-- What is expected --
Each line of the material below should be reproduced exactly.

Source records
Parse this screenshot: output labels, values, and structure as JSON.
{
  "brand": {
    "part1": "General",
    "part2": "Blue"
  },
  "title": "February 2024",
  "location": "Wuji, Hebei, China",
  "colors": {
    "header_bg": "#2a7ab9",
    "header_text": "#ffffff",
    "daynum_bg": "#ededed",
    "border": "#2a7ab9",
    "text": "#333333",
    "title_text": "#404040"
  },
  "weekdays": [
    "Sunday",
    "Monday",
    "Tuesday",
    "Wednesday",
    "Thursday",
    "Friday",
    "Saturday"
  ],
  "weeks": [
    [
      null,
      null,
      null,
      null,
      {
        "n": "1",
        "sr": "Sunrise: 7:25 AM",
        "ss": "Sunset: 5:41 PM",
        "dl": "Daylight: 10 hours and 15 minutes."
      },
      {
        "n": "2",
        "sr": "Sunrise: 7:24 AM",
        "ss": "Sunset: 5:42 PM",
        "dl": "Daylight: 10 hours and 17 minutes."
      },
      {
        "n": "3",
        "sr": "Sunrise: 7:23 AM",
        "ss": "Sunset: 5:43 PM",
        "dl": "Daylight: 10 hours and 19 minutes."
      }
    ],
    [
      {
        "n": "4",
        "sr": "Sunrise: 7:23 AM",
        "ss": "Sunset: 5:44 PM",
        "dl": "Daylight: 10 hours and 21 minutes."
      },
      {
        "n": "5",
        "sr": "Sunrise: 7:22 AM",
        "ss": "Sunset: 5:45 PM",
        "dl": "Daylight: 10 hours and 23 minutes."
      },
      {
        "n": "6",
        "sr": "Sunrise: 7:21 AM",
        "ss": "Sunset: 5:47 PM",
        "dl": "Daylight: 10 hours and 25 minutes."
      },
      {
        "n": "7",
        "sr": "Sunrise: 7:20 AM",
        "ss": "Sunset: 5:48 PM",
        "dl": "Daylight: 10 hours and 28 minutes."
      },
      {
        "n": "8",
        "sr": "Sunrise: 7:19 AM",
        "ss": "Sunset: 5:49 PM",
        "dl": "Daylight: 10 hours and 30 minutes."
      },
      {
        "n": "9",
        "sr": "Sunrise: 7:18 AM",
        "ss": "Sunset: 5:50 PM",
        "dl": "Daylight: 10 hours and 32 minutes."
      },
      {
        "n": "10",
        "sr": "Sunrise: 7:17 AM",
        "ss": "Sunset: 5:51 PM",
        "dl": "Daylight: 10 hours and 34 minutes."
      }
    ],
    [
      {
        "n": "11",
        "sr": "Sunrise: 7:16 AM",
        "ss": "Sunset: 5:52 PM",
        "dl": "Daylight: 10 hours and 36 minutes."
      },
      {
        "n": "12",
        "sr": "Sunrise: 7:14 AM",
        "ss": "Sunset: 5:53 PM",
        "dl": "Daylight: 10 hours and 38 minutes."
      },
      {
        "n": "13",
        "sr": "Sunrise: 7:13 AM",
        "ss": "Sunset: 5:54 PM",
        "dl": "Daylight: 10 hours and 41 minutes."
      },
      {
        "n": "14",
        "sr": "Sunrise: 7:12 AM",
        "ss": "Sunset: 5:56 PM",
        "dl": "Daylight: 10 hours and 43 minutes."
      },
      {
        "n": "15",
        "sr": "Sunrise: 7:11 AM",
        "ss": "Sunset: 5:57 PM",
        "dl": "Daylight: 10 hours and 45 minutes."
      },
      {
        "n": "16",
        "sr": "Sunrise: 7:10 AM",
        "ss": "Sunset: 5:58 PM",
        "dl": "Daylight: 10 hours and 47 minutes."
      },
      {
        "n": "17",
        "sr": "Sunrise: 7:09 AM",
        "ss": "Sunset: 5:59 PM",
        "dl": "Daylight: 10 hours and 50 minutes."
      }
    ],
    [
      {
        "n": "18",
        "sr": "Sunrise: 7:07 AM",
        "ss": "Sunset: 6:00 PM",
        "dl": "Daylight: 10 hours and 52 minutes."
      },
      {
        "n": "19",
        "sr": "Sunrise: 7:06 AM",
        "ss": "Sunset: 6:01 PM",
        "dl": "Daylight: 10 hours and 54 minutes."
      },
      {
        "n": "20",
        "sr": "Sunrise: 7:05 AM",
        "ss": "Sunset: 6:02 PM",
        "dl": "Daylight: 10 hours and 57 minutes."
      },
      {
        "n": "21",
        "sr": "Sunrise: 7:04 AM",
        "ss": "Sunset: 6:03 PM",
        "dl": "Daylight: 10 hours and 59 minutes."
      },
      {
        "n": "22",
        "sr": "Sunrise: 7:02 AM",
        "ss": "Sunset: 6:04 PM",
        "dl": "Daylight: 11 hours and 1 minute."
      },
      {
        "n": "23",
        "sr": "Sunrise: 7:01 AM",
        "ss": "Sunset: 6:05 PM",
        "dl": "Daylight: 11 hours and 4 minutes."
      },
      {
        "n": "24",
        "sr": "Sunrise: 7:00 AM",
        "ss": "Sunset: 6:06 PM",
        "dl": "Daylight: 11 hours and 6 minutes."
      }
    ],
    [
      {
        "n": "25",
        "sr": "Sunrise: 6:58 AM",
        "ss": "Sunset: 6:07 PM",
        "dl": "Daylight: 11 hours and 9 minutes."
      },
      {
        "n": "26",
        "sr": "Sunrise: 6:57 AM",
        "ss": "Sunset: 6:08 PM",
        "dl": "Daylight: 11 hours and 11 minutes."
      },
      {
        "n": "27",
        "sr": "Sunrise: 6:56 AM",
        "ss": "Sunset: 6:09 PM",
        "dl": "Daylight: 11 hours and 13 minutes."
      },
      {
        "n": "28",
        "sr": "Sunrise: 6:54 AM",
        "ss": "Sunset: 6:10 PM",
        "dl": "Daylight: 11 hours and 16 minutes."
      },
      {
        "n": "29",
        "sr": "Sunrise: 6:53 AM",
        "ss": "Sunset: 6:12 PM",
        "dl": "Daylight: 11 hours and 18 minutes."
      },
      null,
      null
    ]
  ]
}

-- Answer for the task --
Parse this screenshot: output labels, values, and structure as JSON.
{
  "brand": {
    "part1": "General",
    "part2": "Blue"
  },
  "title": "February 2024",
  "location": "Wuji, Hebei, China",
  "colors": {
    "header_bg": "#2a7ab9",
    "header_text": "#ffffff",
    "daynum_bg": "#ededed",
    "border": "#2a7ab9",
    "text": "#333333",
    "title_text": "#404040"
  },
  "weekdays": [
    "Sunday",
    "Monday",
    "Tuesday",
    "Wednesday",
    "Thursday",
    "Friday",
    "Saturday"
  ],
  "weeks": [
    [
      null,
      null,
      null,
      null,
      {
        "n": "1",
        "sr": "Sunrise: 7:25 AM",
        "ss": "Sunset: 5:41 PM",
        "dl": "Daylight: 10 hours and 15 minutes."
      },
      {
        "n": "2",
        "sr": "Sunrise: 7:24 AM",
        "ss": "Sunset: 5:42 PM",
        "dl": "Daylight: 10 hours and 17 minutes."
      },
      {
        "n": "3",
        "sr": "Sunrise: 7:23 AM",
        "ss": "Sunset: 5:43 PM",
        "dl": "Daylight: 10 hours and 19 minutes."
      }
    ],
    [
      {
        "n": "4",
        "sr": "Sunrise: 7:23 AM",
        "ss": "Sunset: 5:44 PM",
        "dl": "Daylight: 10 hours and 21 minutes."
      },
      {
        "n": "5",
        "sr": "Sunrise: 7:22 AM",
        "ss": "Sunset: 5:45 PM",
        "dl": "Daylight: 10 hours and 23 minutes."
      },
      {
        "n": "6",
        "sr": "Sunrise: 7:21 AM",
        "ss": "Sunset: 5:47 PM",
        "dl": "Daylight: 10 hours and 25 minutes."
      },
      {
        "n": "7",
        "sr": "Sunrise: 7:20 AM",
        "ss": "Sunset: 5:48 PM",
        "dl": "Daylight: 10 hours and 28 minutes."
      },
      {
        "n": "8",
        "sr": "Sunrise: 7:19 AM",
        "ss": "Sunset: 5:49 PM",
        "dl": "Daylight: 10 hours and 30 minutes."
      },
      {
        "n": "9",
        "sr": "Sunrise: 7:18 AM",
        "ss": "Sunset: 5:50 PM",
        "dl": "Daylight: 10 hours and 32 minutes."
      },
      {
        "n": "10",
        "sr": "Sunrise: 7:17 AM",
        "ss": "Sunset: 5:51 PM",
        "dl": "Daylight: 10 hours and 34 minutes."
      }
    ],
    [
      {
        "n": "11",
        "sr": "Sunrise: 7:16 AM",
        "ss": "Sunset: 5:52 PM",
        "dl": "Daylight: 10 hours and 36 minutes."
      },
      {
        "n": "12",
        "sr": "Sunrise: 7:14 AM",
        "ss": "Sunset: 5:53 PM",
        "dl": "Daylight: 10 hours and 38 minutes."
      },
      {
        "n": "13",
        "sr": "Sunrise: 7:13 AM",
        "ss": "Sunset: 5:54 PM",
        "dl": "Daylight: 10 hours and 41 minutes."
      },
      {
        "n": "14",
        "sr": "Sunrise: 7:12 AM",
        "ss": "Sunset: 5:56 PM",
        "dl": "Daylight: 10 hours and 43 minutes."
      },
      {
        "n": "15",
        "sr": "Sunrise: 7:11 AM",
        "ss": "Sunset: 5:57 PM",
        "dl": "Daylight: 10 hours and 45 minutes."
      },
      {
        "n": "16",
        "sr": "Sunrise: 7:10 AM",
        "ss": "Sunset: 5:58 PM",
        "dl": "Daylight: 10 hours and 47 minutes."
      },
      {
        "n": "17",
        "sr": "Sunrise: 7:09 AM",
        "ss": "Sunset: 5:59 PM",
        "dl": "Daylight: 10 hours and 50 minutes."
      }
    ],
    [
      {
        "n": "18",
        "sr": "Sunrise: 7:07 AM",
        "ss": "Sunset: 6:00 PM",
        "dl": "Daylight: 10 hours and 52 minutes."
      },
      {
        "n": "19",
        "sr": "Sunrise: 7:06 AM",
        "ss": "Sunset: 6:01 PM",
        "dl": "Daylight: 10 hours and 54 minutes."
      },
      {
        "n": "20",
        "sr": "Sunrise: 7:05 AM",
        "ss": "Sunset: 6:02 PM",
        "dl": "Daylight: 10 hours and 57 minutes."
      },
      {
        "n": "21",
        "sr": "Sunrise: 7:04 AM",
        "ss": "Sunset: 6:03 PM",
        "dl": "Daylight: 10 hours and 59 minutes."
      },
      {
        "n": "22",
        "sr": "Sunrise: 7:02 AM",
        "ss": "Sunset: 6:04 PM",
        "dl": "Daylight: 11 hours and 1 minute."
      },
      {
        "n": "23",
        "sr": "Sunrise: 7:01 AM",
        "ss": "Sunset: 6:05 PM",
        "dl": "Daylight: 11 hours and 4 minutes."
      },
      {
        "n": "24",
        "sr": "Sunrise: 7:00 AM",
        "ss": "Sunset: 6:06 PM",
        "dl": "Daylight: 11 hours and 6 minutes."
      }
    ],
    [
      {
        "n": "25",
        "sr": "Sunrise: 6:58 AM",
        "ss": "Sunset: 6:07 PM",
        "dl": "Daylight: 11 hours and 9 minutes."
      },
      {
        "n": "26",
        "sr": "Sunrise: 6:57 AM",
        "ss": "Sunset: 6:08 PM",
        "dl": "Daylight: 11 hours and 11 minutes."
      },
      {
        "n": "27",
        "sr": "Sunrise: 6:56 AM",
        "ss": "Sunset: 6:09 PM",
        "dl": "Daylight: 11 hours and 13 minutes."
      },
      {
        "n": "28",
        "sr": "Sunrise: 6:54 AM",
        "ss": "Sunset: 6:10 PM",
        "dl": "Daylight: 11 hours and 16 minutes."
      },
      {
        "n": "29",
        "sr": "Sunrise: 6:53 AM",
        "ss": "Sunset: 6:12 PM",
        "dl": "Daylight: 11 hours and 18 minutes."
      },
      null,
      null
    ]
  ]
}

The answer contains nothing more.